>> BEGIN Given records
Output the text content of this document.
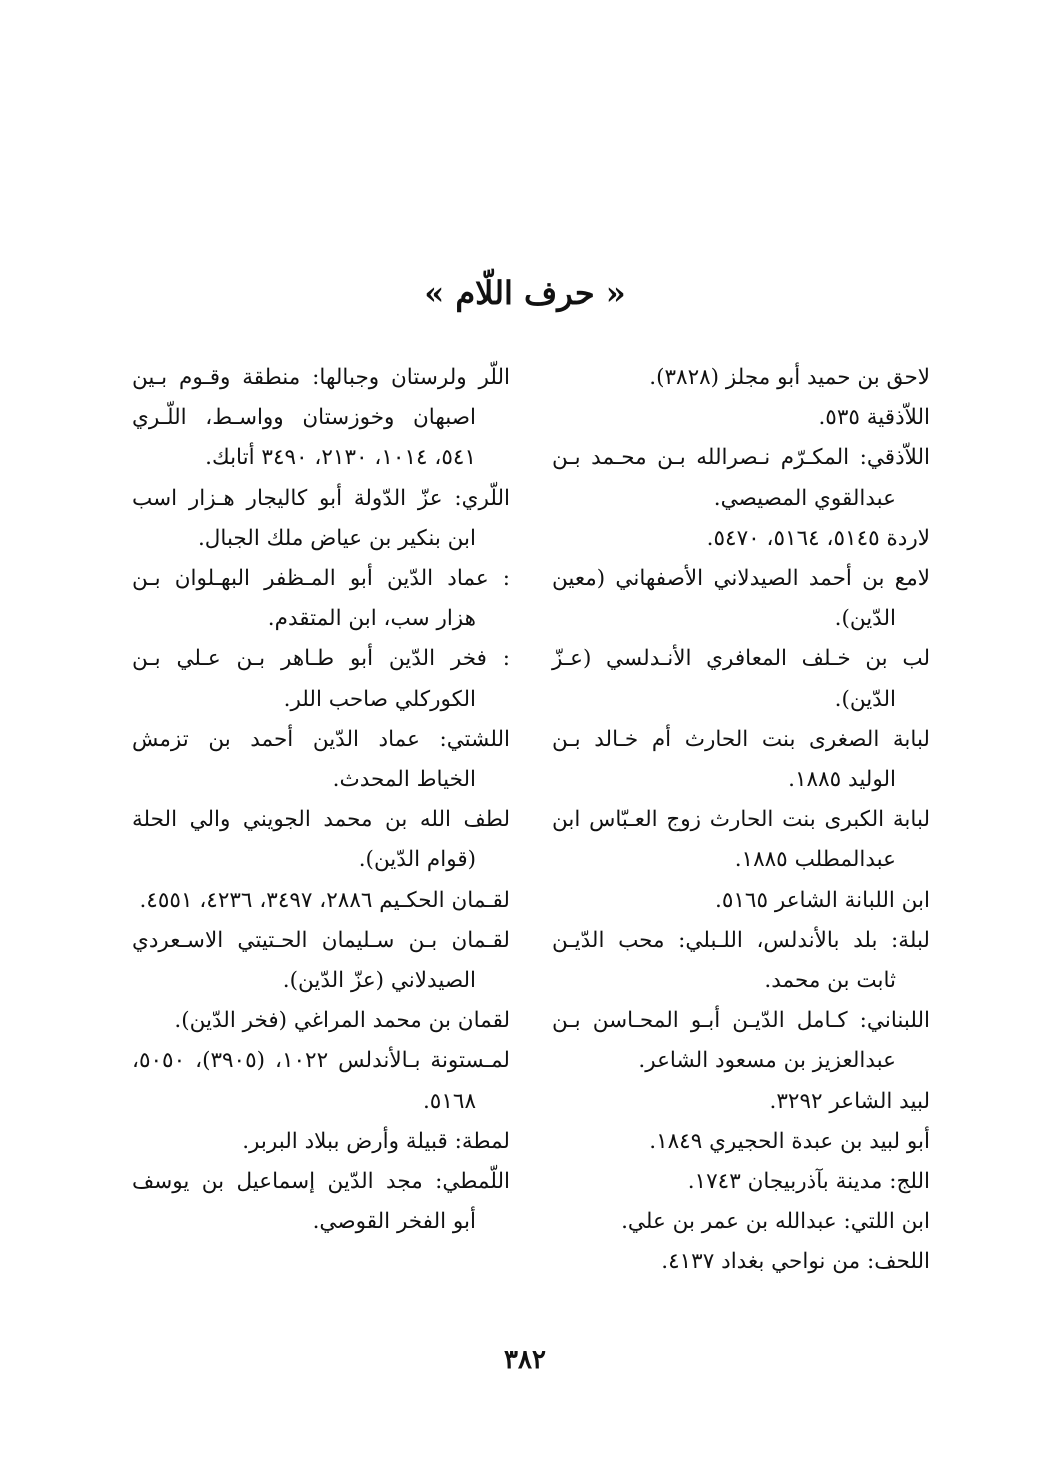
« حرف اللّام »

لاحق بن حميد أبو مجلز (٣٨٢٨).

اللاّذقية ٥٣٥.

اللاّذقي: المكـرّم نـصرالله بـن محـمد بـن عبدالقوي المصيصي.

لاردة ٥١٤٥، ٥١٦٤، ٥٤٧٠.

لامع بن أحمد الصيدلاني الأصفهاني (معين الدّين).

لب بن خـلف المعافري الأنـدلسي (عـزّ الدّين).

لبابة الصغرى بنت الحارث أم خـالد بـن الوليد ١٨٨٥.

لبابة الكبرى بنت الحارث زوج العـبّاس ابن عبدالمطلب ١٨٨٥.

ابن اللبانة الشاعر ٥١٦٥.

لبلة: بلد بالأندلس، اللـبلي: محب الدّيـن ثابت بن محمد.

اللبناني: كـامل الدّيـن أبـو المحـاسن بـن عبدالعزيز بن مسعود الشاعر.

لبيد الشاعر ٣٢٩٢.

أبو لبيد بن عبدة الحجيري ١٨٤٩.

اللج: مدينة بآذربيجان ١٧٤٣.

ابن اللتي: عبدالله بن عمر بن علي.

اللحف: من نواحي بغداد ٤١٣٧.

اللّر ولرستان وجبالها: منطقة وقـوم بـين اصبهان وخوزستان وواسـط، اللّـري ٥٤١، ١٠١٤، ٢١٣٠، ٣٤٩٠ أتابك.

اللّري: عزّ الدّولة أبو كاليجار هـزار اسب ابن بنكير بن عياض ملك الجبال.

: عماد الدّين أبو المـظفر البهـلوان بـن هزار سب، ابن المتقدم.

: فخر الدّين أبو طـاهر بـن عـلي بـن الكوركلي صاحب اللر.

اللشتي: عماد الدّين أحمد بن تزمش الخياط المحدث.

لطف الله بن محمد الجويني والي الحلة (قوام الدّين).

لقـمان الحكـيم ٢٨٨٦، ٣٤٩٧، ٤٢٣٦، ٤٥٥١.

لقـمان بـن سـليمان الحـتيتي الاسـعردي الصيدلاني (عزّ الدّين).

لقمان بن محمد المراغي (فخر الدّين).

لمـستونة بـالأندلس ١٠٢٢، (٣٩٠٥)، ٥٠٥٠، ٥١٦٨.

لمطة: قبيلة وأرض ببلاد البربر.

اللّمطي: مجد الدّين إسماعيل بن يوسف أبو الفخر القوصي.

٣٨٢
>> END Given records
> What you will do
Looking at the material above, count the lines containing the string "الصيدلاني" and reply with the count alone.

> Reply
2